▶ Source material:
[start]

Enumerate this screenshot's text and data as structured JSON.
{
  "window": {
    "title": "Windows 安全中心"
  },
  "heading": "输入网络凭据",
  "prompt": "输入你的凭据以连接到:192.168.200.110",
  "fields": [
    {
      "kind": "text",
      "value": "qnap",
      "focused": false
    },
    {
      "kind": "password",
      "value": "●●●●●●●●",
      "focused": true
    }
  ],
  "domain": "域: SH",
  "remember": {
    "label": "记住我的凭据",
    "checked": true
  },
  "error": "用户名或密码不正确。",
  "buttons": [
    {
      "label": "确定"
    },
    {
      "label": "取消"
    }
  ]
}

[end]

▶ Given instruction: All of the data must be returned exactly.

▶ Full solution:
Enumerate this screenshot's text and data as structured JSON.
{
  "window": {
    "title": "Windows 安全中心"
  },
  "heading": "输入网络凭据",
  "prompt": "输入你的凭据以连接到:192.168.200.110",
  "fields": [
    {
      "kind": "text",
      "value": "qnap",
      "focused": false
    },
    {
      "kind": "password",
      "value": "●●●●●●●●",
      "focused": true
    }
  ],
  "domain": "域: SH",
  "remember": {
    "label": "记住我的凭据",
    "checked": true
  },
  "error": "用户名或密码不正确。",
  "buttons": [
    {
      "label": "确定"
    },
    {
      "label": "取消"
    }
  ]
}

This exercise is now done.